Write the material out again in full, word for word. Do not include the pictures.

__THE INPUT__.
------------

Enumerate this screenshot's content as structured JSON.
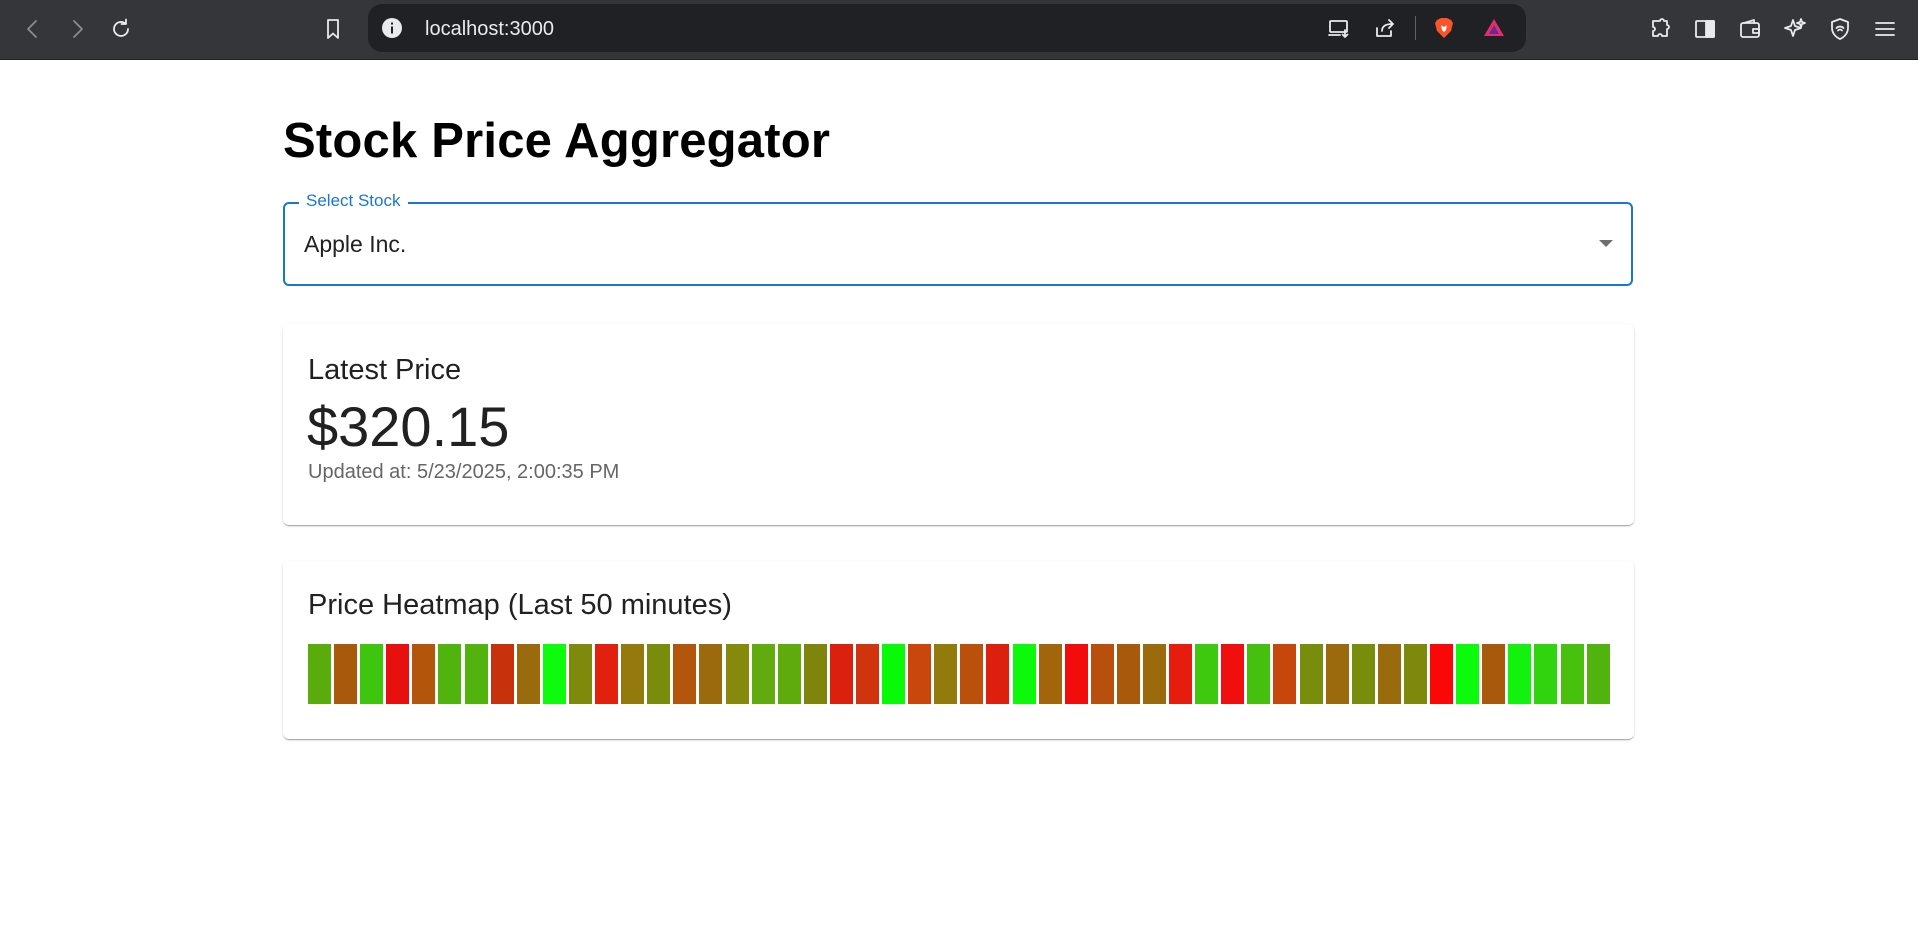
{
  "browser": {
    "url": "localhost:3000",
    "icons": [
      "back-icon",
      "forward-icon",
      "reload-icon",
      "bookmark-icon",
      "site-info-icon",
      "cast-icon",
      "share-icon",
      "brave-shields-icon",
      "brave-rewards-icon",
      "extensions-icon",
      "sidebar-icon",
      "wallet-icon",
      "leo-ai-icon",
      "vpn-icon",
      "menu-icon"
    ]
  },
  "page": {
    "title": "Stock Price Aggregator"
  },
  "select": {
    "label": "Select Stock",
    "value": "Apple Inc."
  },
  "latest": {
    "title": "Latest Price",
    "price": "$320.15",
    "updated": "Updated at: 5/23/2025, 2:00:35 PM"
  },
  "heatmap": {
    "title": "Price Heatmap (Last 50 minutes)",
    "cells": [
      "#5aab0c",
      "#a8590b",
      "#3ec50e",
      "#e8100e",
      "#b3560c",
      "#51b30e",
      "#52b20e",
      "#c7320c",
      "#9a6a0c",
      "#0dfb0d",
      "#7f890c",
      "#e1200e",
      "#947a0c",
      "#7a8c0c",
      "#b3560c",
      "#9b6a0c",
      "#868a0c",
      "#62ab0e",
      "#5fab0c",
      "#7f850c",
      "#dc200e",
      "#d0340c",
      "#08fa08",
      "#c9460c",
      "#937a0c",
      "#ba500c",
      "#dd1f0e",
      "#0cf90c",
      "#a2650c",
      "#f30c0c",
      "#b84f0c",
      "#a9590c",
      "#9b6a0c",
      "#e51c0e",
      "#3ec80e",
      "#f00e0e",
      "#46c00e",
      "#c7460c",
      "#798d0c",
      "#9a6a0c",
      "#798d0c",
      "#9a6b0c",
      "#7c890c",
      "#fb0707",
      "#0cfb0c",
      "#a9590c",
      "#12f20e",
      "#2fd40e",
      "#47c00e",
      "#51b30e"
    ]
  }
}
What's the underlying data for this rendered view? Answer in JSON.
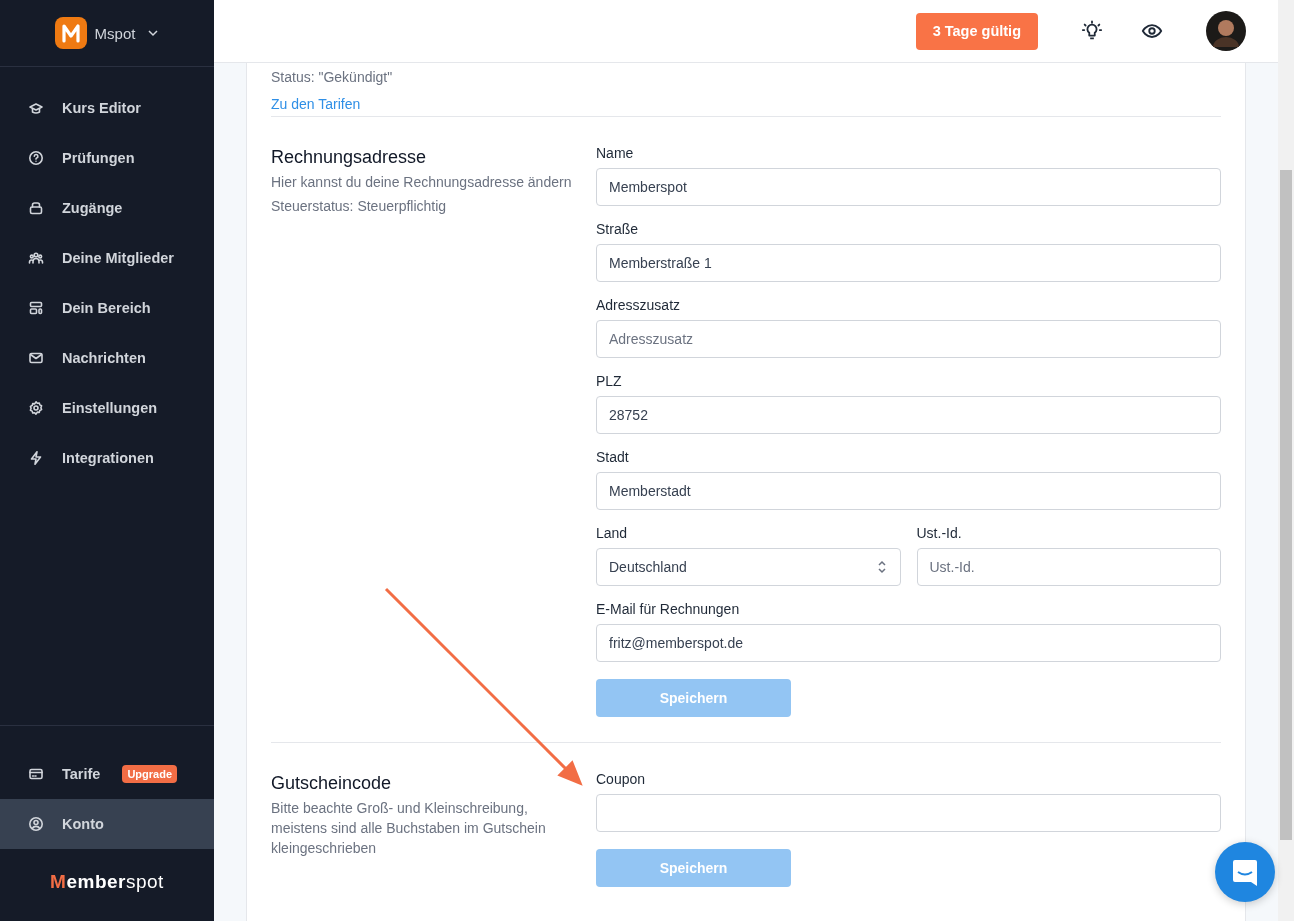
{
  "workspace": {
    "name": "Mspot"
  },
  "sidebar": {
    "items": [
      {
        "label": "Kurs Editor",
        "selected": false
      },
      {
        "label": "Prüfungen",
        "selected": false
      },
      {
        "label": "Zugänge",
        "selected": false
      },
      {
        "label": "Deine Mitglieder",
        "selected": false
      },
      {
        "label": "Dein Bereich",
        "selected": false
      },
      {
        "label": "Nachrichten",
        "selected": false
      },
      {
        "label": "Einstellungen",
        "selected": false
      },
      {
        "label": "Integrationen",
        "selected": false
      }
    ],
    "bottom_items": [
      {
        "label": "Tarife",
        "badge": "Upgrade",
        "selected": false
      },
      {
        "label": "Konto",
        "selected": true
      }
    ],
    "logo": {
      "accent": "M",
      "rest_bold": "ember",
      "rest": "spot"
    }
  },
  "header": {
    "trial_button": "3 Tage gültig"
  },
  "plan": {
    "status": "Status: \"Gekündigt\"",
    "link": "Zu den Tarifen"
  },
  "billing": {
    "title": "Rechnungsadresse",
    "description": "Hier kannst du deine Rechnungsadresse ändern",
    "tax_status": "Steuerstatus: Steuerpflichtig",
    "fields": [
      {
        "label": "Name",
        "value": "Memberspot",
        "kind": "text"
      },
      {
        "label": "Straße",
        "value": "Memberstraße 1",
        "kind": "text"
      },
      {
        "label": "Adresszusatz",
        "placeholder": "Adresszusatz",
        "kind": "text"
      },
      {
        "label": "PLZ",
        "value": "28752",
        "kind": "text"
      },
      {
        "label": "Stadt",
        "value": "Memberstadt",
        "kind": "text"
      },
      {
        "kind": "row",
        "fields": [
          {
            "label": "Land",
            "value": "Deutschland",
            "kind": "select"
          },
          {
            "label": "Ust.-Id.",
            "placeholder": "Ust.-Id.",
            "kind": "text"
          }
        ]
      },
      {
        "label": "E-Mail für Rechnungen",
        "value": "fritz@memberspot.de",
        "kind": "text"
      }
    ],
    "save_button": {
      "label": "Speichern",
      "disabled": true
    }
  },
  "coupon": {
    "title": "Gutscheincode",
    "description": "Bitte beachte Groß- und Kleinschreibung, meistens sind alle Buchstaben im Gutschein kleingeschrieben",
    "fields": [
      {
        "label": "Coupon",
        "kind": "text"
      }
    ],
    "save_button": {
      "label": "Speichern",
      "disabled": true
    }
  }
}
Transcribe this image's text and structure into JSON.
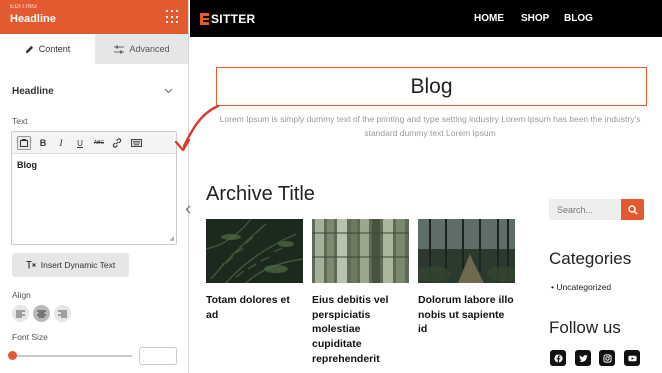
{
  "editor": {
    "editing_label": "EDITING",
    "module_title": "Headline",
    "tabs": [
      {
        "label": "Content",
        "icon": "pencil-icon",
        "active": true
      },
      {
        "label": "Advanced",
        "icon": "sliders-icon",
        "active": false
      }
    ],
    "section_title": "Headline",
    "text_label": "Text",
    "toolbar": {
      "buttons": [
        "media-icon",
        "bold-icon",
        "italic-icon",
        "underline-icon",
        "strikethrough-icon",
        "link-icon",
        "keyboard-icon"
      ],
      "bold": "B",
      "italic": "I",
      "underline": "U",
      "strike": "ABC"
    },
    "editor_value": "Blog",
    "dynamic_button_label": "Insert Dynamic Text",
    "align_label": "Align",
    "align_options": [
      "left",
      "center",
      "right"
    ],
    "align_selected": "center",
    "font_size_label": "Font Size",
    "font_size_value": "",
    "font_size_slider_fraction": 0
  },
  "site": {
    "logo": "SITTER",
    "nav": [
      "HOME",
      "SHOP",
      "BLOG"
    ],
    "headline": "Blog",
    "description": "Lorem Ipsum is simply dummy text of the printing and type setting industry Lorem Ipsum has been the industry's standard dummy text Lorem Ipsum",
    "archive_title": "Archive Title",
    "posts": [
      {
        "title": "Totam dolores et ad",
        "image": "fern-leaves"
      },
      {
        "title": "Eius debitis vel perspiciatis molestiae cupiditate reprehenderit",
        "image": "bamboo-grove"
      },
      {
        "title": "Dolorum labore illo nobis ut sapiente id",
        "image": "forest-path"
      }
    ],
    "search_placeholder": "Search...",
    "categories_title": "Categories",
    "categories": [
      "Uncategorized"
    ],
    "follow_title": "Follow us",
    "social": [
      "facebook-icon",
      "twitter-icon",
      "instagram-icon",
      "youtube-icon"
    ]
  },
  "colors": {
    "accent": "#e35a31",
    "nav_bg": "#000000",
    "tab_inactive": "#e6e6e6"
  }
}
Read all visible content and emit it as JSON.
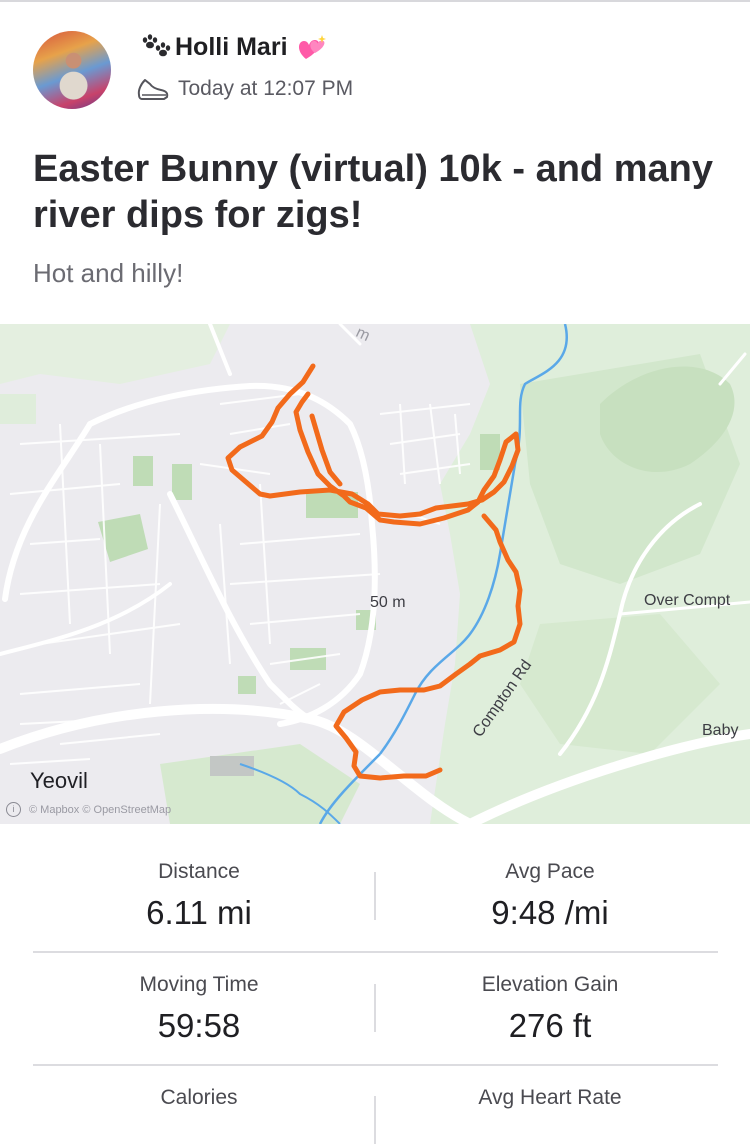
{
  "post": {
    "author": "Holli Mari",
    "timestamp": "Today at 12:07 PM",
    "title": "Easter Bunny (virtual) 10k - and many river dips for zigs!",
    "description": "Hot and hilly!"
  },
  "map": {
    "labels": {
      "town": "Yeovil",
      "contour_50": "50 m",
      "contour_top": "m",
      "over_compton": "Over Compt",
      "compton_rd": "Compton Rd",
      "baby": "Baby"
    },
    "attribution": "© Mapbox © OpenStreetMap",
    "route_color": "#f26a1b",
    "river_color": "#5aa8e8"
  },
  "stats": {
    "distance": {
      "label": "Distance",
      "value": "6.11 mi"
    },
    "avg_pace": {
      "label": "Avg Pace",
      "value": "9:48 /mi"
    },
    "moving_time": {
      "label": "Moving Time",
      "value": "59:58"
    },
    "elevation_gain": {
      "label": "Elevation Gain",
      "value": "276 ft"
    },
    "calories": {
      "label": "Calories"
    },
    "avg_heart_rate": {
      "label": "Avg Heart Rate"
    }
  },
  "colors": {
    "text_primary": "#242428",
    "text_secondary": "#6b6b72",
    "heart": "#ff5aa8",
    "park_green": "#cfe6c6"
  }
}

------------

__THE OUTPUT__.
Enumerate this screenshot's content as structured JSON.
{
  "browser": {
    "url": "localhost:3000",
    "icons": [
      "back-icon",
      "forward-icon",
      "reload-icon",
      "bookmark-icon",
      "site-info-icon",
      "cast-icon",
      "share-icon",
      "brave-shields-icon",
      "brave-rewards-icon",
      "extensions-icon",
      "sidebar-icon",
      "wallet-icon",
      "leo-ai-icon",
      "vpn-icon",
      "menu-icon"
    ]
  },
  "page": {
    "title": "Stock Price Aggregator"
  },
  "select": {
    "label": "Select Stock",
    "value": "Apple Inc."
  },
  "latest": {
    "title": "Latest Price",
    "price": "$320.15",
    "updated": "Updated at: 5/23/2025, 2:00:35 PM"
  },
  "heatmap": {
    "title": "Price Heatmap (Last 50 minutes)",
    "cells": [
      "#5aab0c",
      "#a8590b",
      "#3ec50e",
      "#e8100e",
      "#b3560c",
      "#51b30e",
      "#52b20e",
      "#c7320c",
      "#9a6a0c",
      "#0dfb0d",
      "#7f890c",
      "#e1200e",
      "#947a0c",
      "#7a8c0c",
      "#b3560c",
      "#9b6a0c",
      "#868a0c",
      "#62ab0e",
      "#5fab0c",
      "#7f850c",
      "#dc200e",
      "#d0340c",
      "#08fa08",
      "#c9460c",
      "#937a0c",
      "#ba500c",
      "#dd1f0e",
      "#0cf90c",
      "#a2650c",
      "#f30c0c",
      "#b84f0c",
      "#a9590c",
      "#9b6a0c",
      "#e51c0e",
      "#3ec80e",
      "#f00e0e",
      "#46c00e",
      "#c7460c",
      "#798d0c",
      "#9a6a0c",
      "#798d0c",
      "#9a6b0c",
      "#7c890c",
      "#fb0707",
      "#0cfb0c",
      "#a9590c",
      "#12f20e",
      "#2fd40e",
      "#47c00e",
      "#51b30e"
    ]
  }
}
What's the underlying data for this rendered view? Answer in JSON.
{
  "workspace": {
    "name": "Mspot"
  },
  "sidebar": {
    "items": [
      {
        "label": "Kurs Editor",
        "selected": false
      },
      {
        "label": "Prüfungen",
        "selected": false
      },
      {
        "label": "Zugänge",
        "selected": false
      },
      {
        "label": "Deine Mitglieder",
        "selected": false
      },
      {
        "label": "Dein Bereich",
        "selected": false
      },
      {
        "label": "Nachrichten",
        "selected": false
      },
      {
        "label": "Einstellungen",
        "selected": false
      },
      {
        "label": "Integrationen",
        "selected": false
      }
    ],
    "bottom_items": [
      {
        "label": "Tarife",
        "badge": "Upgrade",
        "selected": false
      },
      {
        "label": "Konto",
        "selected": true
      }
    ],
    "logo": {
      "accent": "M",
      "rest_bold": "ember",
      "rest": "spot"
    }
  },
  "header": {
    "trial_button": "3 Tage gültig"
  },
  "plan": {
    "status": "Status: \"Gekündigt\"",
    "link": "Zu den Tarifen"
  },
  "billing": {
    "title": "Rechnungsadresse",
    "description": "Hier kannst du deine Rechnungsadresse ändern",
    "tax_status": "Steuerstatus: Steuerpflichtig",
    "fields": [
      {
        "label": "Name",
        "value": "Memberspot",
        "kind": "text"
      },
      {
        "label": "Straße",
        "value": "Memberstraße 1",
        "kind": "text"
      },
      {
        "label": "Adresszusatz",
        "placeholder": "Adresszusatz",
        "kind": "text"
      },
      {
        "label": "PLZ",
        "value": "28752",
        "kind": "text"
      },
      {
        "label": "Stadt",
        "value": "Memberstadt",
        "kind": "text"
      },
      {
        "kind": "row",
        "fields": [
          {
            "label": "Land",
            "value": "Deutschland",
            "kind": "select"
          },
          {
            "label": "Ust.-Id.",
            "placeholder": "Ust.-Id.",
            "kind": "text"
          }
        ]
      },
      {
        "label": "E-Mail für Rechnungen",
        "value": "fritz@memberspot.de",
        "kind": "text"
      }
    ],
    "save_button": {
      "label": "Speichern",
      "disabled": true
    }
  },
  "coupon": {
    "title": "Gutscheincode",
    "description": "Bitte beachte Groß- und Kleinschreibung, meistens sind alle Buchstaben im Gutschein kleingeschrieben",
    "fields": [
      {
        "label": "Coupon",
        "kind": "text"
      }
    ],
    "save_button": {
      "label": "Speichern",
      "disabled": true
    }
  }
}
Transcribe this image's text and structure into JSON.
{
  "editor": {
    "editing_label": "EDITING",
    "module_title": "Headline",
    "tabs": [
      {
        "label": "Content",
        "icon": "pencil-icon",
        "active": true
      },
      {
        "label": "Advanced",
        "icon": "sliders-icon",
        "active": false
      }
    ],
    "section_title": "Headline",
    "text_label": "Text",
    "toolbar": {
      "buttons": [
        "media-icon",
        "bold-icon",
        "italic-icon",
        "underline-icon",
        "strikethrough-icon",
        "link-icon",
        "keyboard-icon"
      ],
      "bold": "B",
      "italic": "I",
      "underline": "U",
      "strike": "ABC"
    },
    "editor_value": "Blog",
    "dynamic_button_label": "Insert Dynamic Text",
    "align_label": "Align",
    "align_options": [
      "left",
      "center",
      "right"
    ],
    "align_selected": "center",
    "font_size_label": "Font Size",
    "font_size_value": "",
    "font_size_slider_fraction": 0
  },
  "site": {
    "logo": "SITTER",
    "nav": [
      "HOME",
      "SHOP",
      "BLOG"
    ],
    "headline": "Blog",
    "description": "Lorem Ipsum is simply dummy text of the printing and type setting industry Lorem Ipsum has been the industry's standard dummy text Lorem Ipsum",
    "archive_title": "Archive Title",
    "posts": [
      {
        "title": "Totam dolores et ad",
        "image": "fern-leaves"
      },
      {
        "title": "Eius debitis vel perspiciatis molestiae cupiditate reprehenderit",
        "image": "bamboo-grove"
      },
      {
        "title": "Dolorum labore illo nobis ut sapiente id",
        "image": "forest-path"
      }
    ],
    "search_placeholder": "Search...",
    "categories_title": "Categories",
    "categories": [
      "Uncategorized"
    ],
    "follow_title": "Follow us",
    "social": [
      "facebook-icon",
      "twitter-icon",
      "instagram-icon",
      "youtube-icon"
    ]
  },
  "colors": {
    "accent": "#e35a31",
    "nav_bg": "#000000",
    "tab_inactive": "#e6e6e6"
  }
}
Read all visible content and emit it as JSON.
{
  "post": {
    "author": "Holli Mari",
    "timestamp": "Today at 12:07 PM",
    "title": "Easter Bunny (virtual) 10k - and many river dips for zigs!",
    "description": "Hot and hilly!"
  },
  "map": {
    "labels": {
      "town": "Yeovil",
      "contour_50": "50 m",
      "contour_top": "m",
      "over_compton": "Over Compt",
      "compton_rd": "Compton Rd",
      "baby": "Baby"
    },
    "attribution": "© Mapbox © OpenStreetMap",
    "route_color": "#f26a1b",
    "river_color": "#5aa8e8"
  },
  "stats": {
    "distance": {
      "label": "Distance",
      "value": "6.11 mi"
    },
    "avg_pace": {
      "label": "Avg Pace",
      "value": "9:48 /mi"
    },
    "moving_time": {
      "label": "Moving Time",
      "value": "59:58"
    },
    "elevation_gain": {
      "label": "Elevation Gain",
      "value": "276 ft"
    },
    "calories": {
      "label": "Calories"
    },
    "avg_heart_rate": {
      "label": "Avg Heart Rate"
    }
  },
  "colors": {
    "text_primary": "#242428",
    "text_secondary": "#6b6b72",
    "heart": "#ff5aa8",
    "park_green": "#cfe6c6"
  }
}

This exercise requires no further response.